*Records supplied*:
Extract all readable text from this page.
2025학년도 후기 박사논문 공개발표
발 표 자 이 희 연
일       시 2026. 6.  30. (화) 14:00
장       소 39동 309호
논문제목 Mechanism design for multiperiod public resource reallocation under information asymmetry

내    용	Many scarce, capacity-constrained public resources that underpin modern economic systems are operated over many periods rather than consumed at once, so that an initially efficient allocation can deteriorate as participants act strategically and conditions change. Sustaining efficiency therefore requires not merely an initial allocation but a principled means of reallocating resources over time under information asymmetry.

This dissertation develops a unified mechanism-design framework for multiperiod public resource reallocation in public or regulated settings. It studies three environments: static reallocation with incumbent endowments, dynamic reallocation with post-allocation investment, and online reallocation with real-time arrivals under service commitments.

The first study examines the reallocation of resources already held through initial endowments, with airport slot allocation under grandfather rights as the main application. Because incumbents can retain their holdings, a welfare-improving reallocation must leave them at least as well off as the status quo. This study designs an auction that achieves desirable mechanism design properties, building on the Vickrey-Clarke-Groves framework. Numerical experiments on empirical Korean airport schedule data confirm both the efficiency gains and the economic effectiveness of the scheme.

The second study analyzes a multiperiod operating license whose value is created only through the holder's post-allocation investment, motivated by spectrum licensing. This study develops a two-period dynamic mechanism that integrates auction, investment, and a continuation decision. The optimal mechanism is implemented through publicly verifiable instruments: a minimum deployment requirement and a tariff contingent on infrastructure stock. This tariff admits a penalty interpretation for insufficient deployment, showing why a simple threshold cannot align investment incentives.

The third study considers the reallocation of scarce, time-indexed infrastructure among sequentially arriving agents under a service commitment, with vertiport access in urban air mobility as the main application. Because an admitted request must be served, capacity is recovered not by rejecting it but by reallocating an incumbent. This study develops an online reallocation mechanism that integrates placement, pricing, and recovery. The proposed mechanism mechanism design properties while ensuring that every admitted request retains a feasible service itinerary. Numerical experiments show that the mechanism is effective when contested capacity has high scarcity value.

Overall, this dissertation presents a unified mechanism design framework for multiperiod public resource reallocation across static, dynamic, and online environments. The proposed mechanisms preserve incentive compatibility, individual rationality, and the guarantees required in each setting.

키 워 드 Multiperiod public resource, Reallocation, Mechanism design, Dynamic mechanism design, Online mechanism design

*Work to do*: Only the number is wanted: how many lines above include the word "endowments"?

*Exercise solution*: 2